→ **Work to do**:
Print every record below exactly as written.

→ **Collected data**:
┄┄┄┄┄┄┄┄┄┄┄┄┄┄┄┄┄┄┄┄

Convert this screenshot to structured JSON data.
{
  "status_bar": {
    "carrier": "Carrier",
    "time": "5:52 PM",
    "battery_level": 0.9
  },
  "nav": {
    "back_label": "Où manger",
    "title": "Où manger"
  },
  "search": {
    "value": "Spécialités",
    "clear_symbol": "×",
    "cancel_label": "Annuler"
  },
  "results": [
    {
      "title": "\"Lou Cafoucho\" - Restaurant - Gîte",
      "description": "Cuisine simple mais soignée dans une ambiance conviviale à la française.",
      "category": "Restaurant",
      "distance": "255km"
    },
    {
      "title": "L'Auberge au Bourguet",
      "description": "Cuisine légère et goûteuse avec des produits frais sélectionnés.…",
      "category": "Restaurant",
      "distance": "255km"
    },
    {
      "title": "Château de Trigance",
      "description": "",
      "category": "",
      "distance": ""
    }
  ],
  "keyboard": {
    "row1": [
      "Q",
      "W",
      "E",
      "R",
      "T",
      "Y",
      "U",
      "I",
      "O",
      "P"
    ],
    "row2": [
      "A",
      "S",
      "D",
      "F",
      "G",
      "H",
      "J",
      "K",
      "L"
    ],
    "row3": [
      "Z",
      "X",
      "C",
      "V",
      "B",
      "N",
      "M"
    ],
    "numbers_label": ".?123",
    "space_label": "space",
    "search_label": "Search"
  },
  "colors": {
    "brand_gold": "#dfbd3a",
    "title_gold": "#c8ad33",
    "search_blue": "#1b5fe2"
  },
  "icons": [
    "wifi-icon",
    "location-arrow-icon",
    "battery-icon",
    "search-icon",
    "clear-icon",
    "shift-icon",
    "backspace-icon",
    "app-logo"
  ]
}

┄┄┄┄┄┄┄┄┄┄┄┄┄┄┄┄┄┄┄┄

→ **Answer to the task**:
Convert this screenshot to structured JSON data.
{
  "status_bar": {
    "carrier": "Carrier",
    "time": "5:52 PM",
    "battery_level": 0.9
  },
  "nav": {
    "back_label": "Où manger",
    "title": "Où manger"
  },
  "search": {
    "value": "Spécialités",
    "clear_symbol": "×",
    "cancel_label": "Annuler"
  },
  "results": [
    {
      "title": "\"Lou Cafoucho\" - Restaurant - Gîte",
      "description": "Cuisine simple mais soignée dans une ambiance conviviale à la française.",
      "category": "Restaurant",
      "distance": "255km"
    },
    {
      "title": "L'Auberge au Bourguet",
      "description": "Cuisine légère et goûteuse avec des produits frais sélectionnés.…",
      "category": "Restaurant",
      "distance": "255km"
    },
    {
      "title": "Château de Trigance",
      "description": "",
      "category": "",
      "distance": ""
    }
  ],
  "keyboard": {
    "row1": [
      "Q",
      "W",
      "E",
      "R",
      "T",
      "Y",
      "U",
      "I",
      "O",
      "P"
    ],
    "row2": [
      "A",
      "S",
      "D",
      "F",
      "G",
      "H",
      "J",
      "K",
      "L"
    ],
    "row3": [
      "Z",
      "X",
      "C",
      "V",
      "B",
      "N",
      "M"
    ],
    "numbers_label": ".?123",
    "space_label": "space",
    "search_label": "Search"
  },
  "colors": {
    "brand_gold": "#dfbd3a",
    "title_gold": "#c8ad33",
    "search_blue": "#1b5fe2"
  },
  "icons": [
    "wifi-icon",
    "location-arrow-icon",
    "battery-icon",
    "search-icon",
    "clear-icon",
    "shift-icon",
    "backspace-icon",
    "app-logo"
  ]
}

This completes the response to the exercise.